Work required – Leave out the pictures and repeat the rest of the material exactly.

--- start of Records supplied ---

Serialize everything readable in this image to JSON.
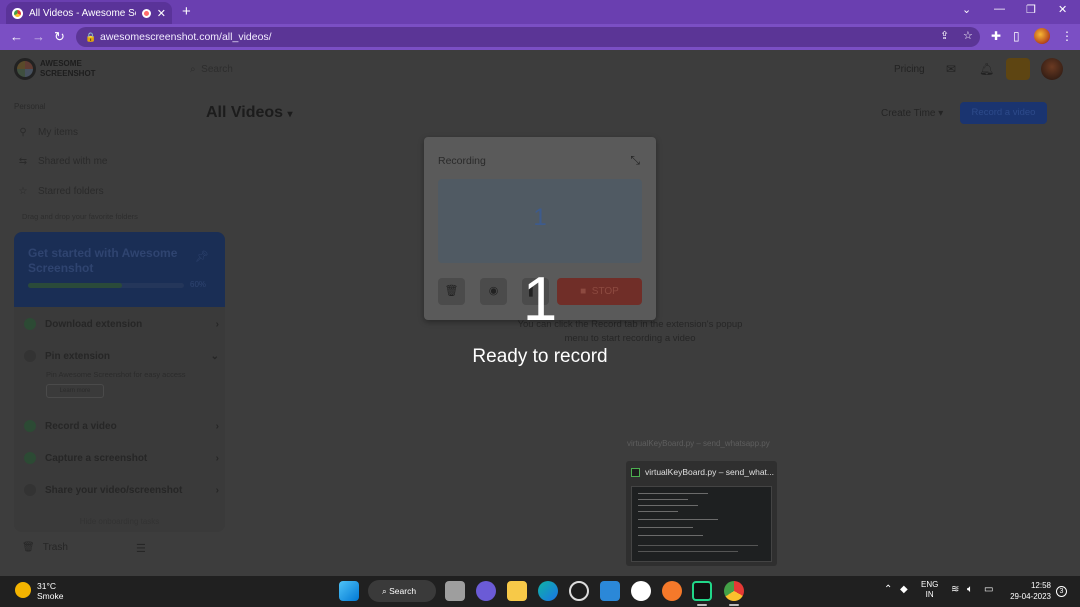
{
  "browser": {
    "tab_title": "All Videos - Awesome Screens",
    "url": "awesomescreenshot.com/all_videos/",
    "colors": {
      "titlebar": "#6a3fb0",
      "toolbar": "#7b4fc4"
    }
  },
  "app": {
    "logo_line1": "AWESOME",
    "logo_line2": "SCREENSHOT",
    "search_placeholder": "Search",
    "pricing": "Pricing",
    "page_title": "All Videos",
    "sort_label": "Create Time",
    "record_button": "Record a video",
    "empty_hint": "You can click the Record tab in the extension's popup menu to start recording a video"
  },
  "sidebar": {
    "section_label": "Personal",
    "items": [
      {
        "label": "My items",
        "icon": "person-icon"
      },
      {
        "label": "Shared with me",
        "icon": "share-icon"
      },
      {
        "label": "Starred folders",
        "icon": "star-icon"
      }
    ],
    "hint": "Drag and drop your favorite folders",
    "trash": "Trash"
  },
  "onboarding": {
    "title": "Get started with Awesome Screenshot",
    "progress_percent": 60,
    "progress_label": "60%",
    "tasks": [
      {
        "label": "Download extension",
        "done": true
      },
      {
        "label": "Pin extension",
        "done": false
      },
      {
        "label": "Record a video",
        "done": true
      },
      {
        "label": "Capture a screenshot",
        "done": true
      },
      {
        "label": "Share your video/screenshot",
        "done": false
      }
    ],
    "pin_desc": "Pin Awesome Screenshot for easy access",
    "pin_button": "Learn more",
    "footer": "Hide onboarding tasks"
  },
  "recording_widget": {
    "title": "Recording",
    "preview_count": "1",
    "stop_label": "STOP"
  },
  "countdown": {
    "number": "1",
    "label": "Ready to record"
  },
  "taskbar_preview": {
    "tooltip": "virtualKeyBoard.py – send_whatsapp.py",
    "window_title": "virtualKeyBoard.py – send_what..."
  },
  "taskbar": {
    "weather_temp": "31°C",
    "weather_desc": "Smoke",
    "search_label": "Search",
    "lang_line1": "ENG",
    "lang_line2": "IN",
    "time": "12:58",
    "date": "29-04-2023",
    "notification_count": "3"
  }
}
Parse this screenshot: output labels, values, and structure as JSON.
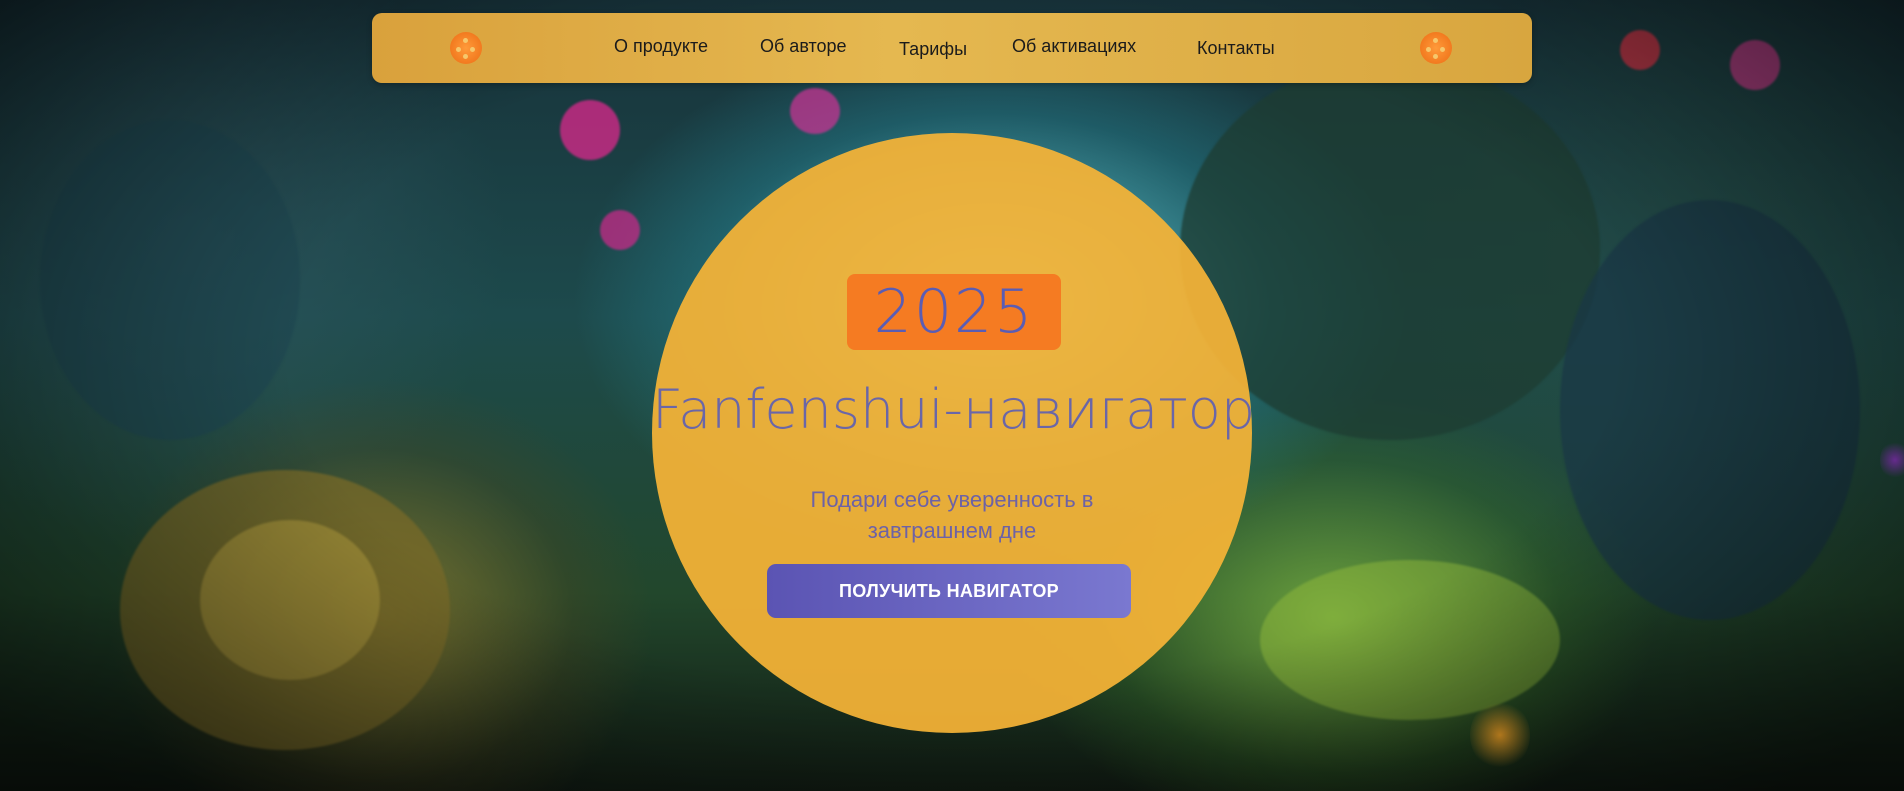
{
  "nav": {
    "links": [
      {
        "label": "О продукте"
      },
      {
        "label": "Об авторе"
      },
      {
        "label": "Тарифы"
      },
      {
        "label": "Об активациях"
      },
      {
        "label": "Контакты"
      }
    ],
    "logo_icon": "fengshui-logo-icon",
    "bar_color": "#e0ad47",
    "logo_color": "#f57b22"
  },
  "hero": {
    "year": "2025",
    "title": "Fanfenshui-навигатор",
    "subtitle_line1": "Подари себе уверенность в",
    "subtitle_line2": "завтрашнем дне",
    "cta_label": "ПОЛУЧИТЬ НАВИГАТОР",
    "circle_color": "#f6b437",
    "badge_color": "#f57b22",
    "accent_color": "#6a66a8",
    "button_color": "#5b54b3"
  },
  "background": {
    "description_icon": "fantasy-jungle-background"
  }
}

--- end of Records supplied ---

Response for this exercise –
Serialize everything readable in this image to JSON.
{
  "browser": {
    "tab_title": "All Videos - Awesome Screens",
    "url": "awesomescreenshot.com/all_videos/",
    "colors": {
      "titlebar": "#6a3fb0",
      "toolbar": "#7b4fc4"
    }
  },
  "app": {
    "logo_line1": "AWESOME",
    "logo_line2": "SCREENSHOT",
    "search_placeholder": "Search",
    "pricing": "Pricing",
    "page_title": "All Videos",
    "sort_label": "Create Time",
    "record_button": "Record a video",
    "empty_hint": "You can click the Record tab in the extension's popup menu to start recording a video"
  },
  "sidebar": {
    "section_label": "Personal",
    "items": [
      {
        "label": "My items",
        "icon": "person-icon"
      },
      {
        "label": "Shared with me",
        "icon": "share-icon"
      },
      {
        "label": "Starred folders",
        "icon": "star-icon"
      }
    ],
    "hint": "Drag and drop your favorite folders",
    "trash": "Trash"
  },
  "onboarding": {
    "title": "Get started with Awesome Screenshot",
    "progress_percent": 60,
    "progress_label": "60%",
    "tasks": [
      {
        "label": "Download extension",
        "done": true
      },
      {
        "label": "Pin extension",
        "done": false
      },
      {
        "label": "Record a video",
        "done": true
      },
      {
        "label": "Capture a screenshot",
        "done": true
      },
      {
        "label": "Share your video/screenshot",
        "done": false
      }
    ],
    "pin_desc": "Pin Awesome Screenshot for easy access",
    "pin_button": "Learn more",
    "footer": "Hide onboarding tasks"
  },
  "recording_widget": {
    "title": "Recording",
    "preview_count": "1",
    "stop_label": "STOP"
  },
  "countdown": {
    "number": "1",
    "label": "Ready to record"
  },
  "taskbar_preview": {
    "tooltip": "virtualKeyBoard.py – send_whatsapp.py",
    "window_title": "virtualKeyBoard.py – send_what..."
  },
  "taskbar": {
    "weather_temp": "31°C",
    "weather_desc": "Smoke",
    "search_label": "Search",
    "lang_line1": "ENG",
    "lang_line2": "IN",
    "time": "12:58",
    "date": "29-04-2023",
    "notification_count": "3"
  }
}
Parse this screenshot: output labels, values, and structure as JSON.
{
  "nav": {
    "links": [
      {
        "label": "О продукте"
      },
      {
        "label": "Об авторе"
      },
      {
        "label": "Тарифы"
      },
      {
        "label": "Об активациях"
      },
      {
        "label": "Контакты"
      }
    ],
    "logo_icon": "fengshui-logo-icon",
    "bar_color": "#e0ad47",
    "logo_color": "#f57b22"
  },
  "hero": {
    "year": "2025",
    "title": "Fanfenshui-навигатор",
    "subtitle_line1": "Подари себе уверенность в",
    "subtitle_line2": "завтрашнем дне",
    "cta_label": "ПОЛУЧИТЬ НАВИГАТОР",
    "circle_color": "#f6b437",
    "badge_color": "#f57b22",
    "accent_color": "#6a66a8",
    "button_color": "#5b54b3"
  },
  "background": {
    "description_icon": "fantasy-jungle-background"
  }
}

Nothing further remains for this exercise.